Stored entries:
□ □ □
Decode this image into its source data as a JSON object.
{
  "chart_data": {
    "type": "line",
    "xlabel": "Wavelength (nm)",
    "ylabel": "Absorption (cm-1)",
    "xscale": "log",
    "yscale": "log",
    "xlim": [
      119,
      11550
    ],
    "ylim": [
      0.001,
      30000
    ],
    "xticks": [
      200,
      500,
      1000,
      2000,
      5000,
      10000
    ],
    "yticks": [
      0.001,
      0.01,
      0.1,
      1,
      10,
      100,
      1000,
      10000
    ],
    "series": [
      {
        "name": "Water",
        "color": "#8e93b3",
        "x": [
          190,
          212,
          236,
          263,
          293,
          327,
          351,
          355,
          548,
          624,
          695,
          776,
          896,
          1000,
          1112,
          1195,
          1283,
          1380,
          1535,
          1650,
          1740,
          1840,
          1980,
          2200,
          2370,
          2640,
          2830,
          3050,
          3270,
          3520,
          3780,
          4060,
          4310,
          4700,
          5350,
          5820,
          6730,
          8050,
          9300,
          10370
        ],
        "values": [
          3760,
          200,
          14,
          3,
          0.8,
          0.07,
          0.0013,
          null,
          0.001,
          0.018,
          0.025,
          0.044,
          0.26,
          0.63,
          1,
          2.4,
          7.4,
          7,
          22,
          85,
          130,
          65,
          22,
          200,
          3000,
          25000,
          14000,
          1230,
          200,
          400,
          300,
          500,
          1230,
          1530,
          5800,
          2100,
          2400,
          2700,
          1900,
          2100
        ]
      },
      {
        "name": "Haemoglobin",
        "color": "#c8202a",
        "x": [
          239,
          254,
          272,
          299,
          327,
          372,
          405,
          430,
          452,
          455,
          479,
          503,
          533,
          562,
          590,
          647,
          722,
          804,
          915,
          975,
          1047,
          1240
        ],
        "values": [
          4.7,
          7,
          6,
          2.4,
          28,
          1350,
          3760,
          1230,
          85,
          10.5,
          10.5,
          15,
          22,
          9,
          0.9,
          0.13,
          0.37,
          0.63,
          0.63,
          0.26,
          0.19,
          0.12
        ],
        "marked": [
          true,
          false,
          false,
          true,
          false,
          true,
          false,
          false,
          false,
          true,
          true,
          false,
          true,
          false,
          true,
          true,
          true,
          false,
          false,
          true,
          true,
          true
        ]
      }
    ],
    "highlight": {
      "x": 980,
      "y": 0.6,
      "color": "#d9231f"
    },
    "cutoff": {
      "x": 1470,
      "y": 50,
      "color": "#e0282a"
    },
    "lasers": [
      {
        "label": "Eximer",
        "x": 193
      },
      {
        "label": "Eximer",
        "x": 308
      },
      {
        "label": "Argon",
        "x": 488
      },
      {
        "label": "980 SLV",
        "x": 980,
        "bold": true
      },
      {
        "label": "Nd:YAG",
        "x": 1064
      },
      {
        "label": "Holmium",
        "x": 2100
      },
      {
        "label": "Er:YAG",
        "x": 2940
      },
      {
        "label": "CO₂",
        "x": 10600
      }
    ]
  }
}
□ □ □
Work to be completed:
Write the listing out again, exactly as shown above.

Finished task:
Decode this image into its source data as a JSON object.
{
  "chart_data": {
    "type": "line",
    "xlabel": "Wavelength (nm)",
    "ylabel": "Absorption (cm-1)",
    "xscale": "log",
    "yscale": "log",
    "xlim": [
      119,
      11550
    ],
    "ylim": [
      0.001,
      30000
    ],
    "xticks": [
      200,
      500,
      1000,
      2000,
      5000,
      10000
    ],
    "yticks": [
      0.001,
      0.01,
      0.1,
      1,
      10,
      100,
      1000,
      10000
    ],
    "series": [
      {
        "name": "Water",
        "color": "#8e93b3",
        "x": [
          190,
          212,
          236,
          263,
          293,
          327,
          351,
          355,
          548,
          624,
          695,
          776,
          896,
          1000,
          1112,
          1195,
          1283,
          1380,
          1535,
          1650,
          1740,
          1840,
          1980,
          2200,
          2370,
          2640,
          2830,
          3050,
          3270,
          3520,
          3780,
          4060,
          4310,
          4700,
          5350,
          5820,
          6730,
          8050,
          9300,
          10370
        ],
        "values": [
          3760,
          200,
          14,
          3,
          0.8,
          0.07,
          0.0013,
          null,
          0.001,
          0.018,
          0.025,
          0.044,
          0.26,
          0.63,
          1,
          2.4,
          7.4,
          7,
          22,
          85,
          130,
          65,
          22,
          200,
          3000,
          25000,
          14000,
          1230,
          200,
          400,
          300,
          500,
          1230,
          1530,
          5800,
          2100,
          2400,
          2700,
          1900,
          2100
        ]
      },
      {
        "name": "Haemoglobin",
        "color": "#c8202a",
        "x": [
          239,
          254,
          272,
          299,
          327,
          372,
          405,
          430,
          452,
          455,
          479,
          503,
          533,
          562,
          590,
          647,
          722,
          804,
          915,
          975,
          1047,
          1240
        ],
        "values": [
          4.7,
          7,
          6,
          2.4,
          28,
          1350,
          3760,
          1230,
          85,
          10.5,
          10.5,
          15,
          22,
          9,
          0.9,
          0.13,
          0.37,
          0.63,
          0.63,
          0.26,
          0.19,
          0.12
        ],
        "marked": [
          true,
          false,
          false,
          true,
          false,
          true,
          false,
          false,
          false,
          true,
          true,
          false,
          true,
          false,
          true,
          true,
          true,
          false,
          false,
          true,
          true,
          true
        ]
      }
    ],
    "highlight": {
      "x": 980,
      "y": 0.6,
      "color": "#d9231f"
    },
    "cutoff": {
      "x": 1470,
      "y": 50,
      "color": "#e0282a"
    },
    "lasers": [
      {
        "label": "Eximer",
        "x": 193
      },
      {
        "label": "Eximer",
        "x": 308
      },
      {
        "label": "Argon",
        "x": 488
      },
      {
        "label": "980 SLV",
        "x": 980,
        "bold": true
      },
      {
        "label": "Nd:YAG",
        "x": 1064
      },
      {
        "label": "Holmium",
        "x": 2100
      },
      {
        "label": "Er:YAG",
        "x": 2940
      },
      {
        "label": "CO₂",
        "x": 10600
      }
    ]
  }
}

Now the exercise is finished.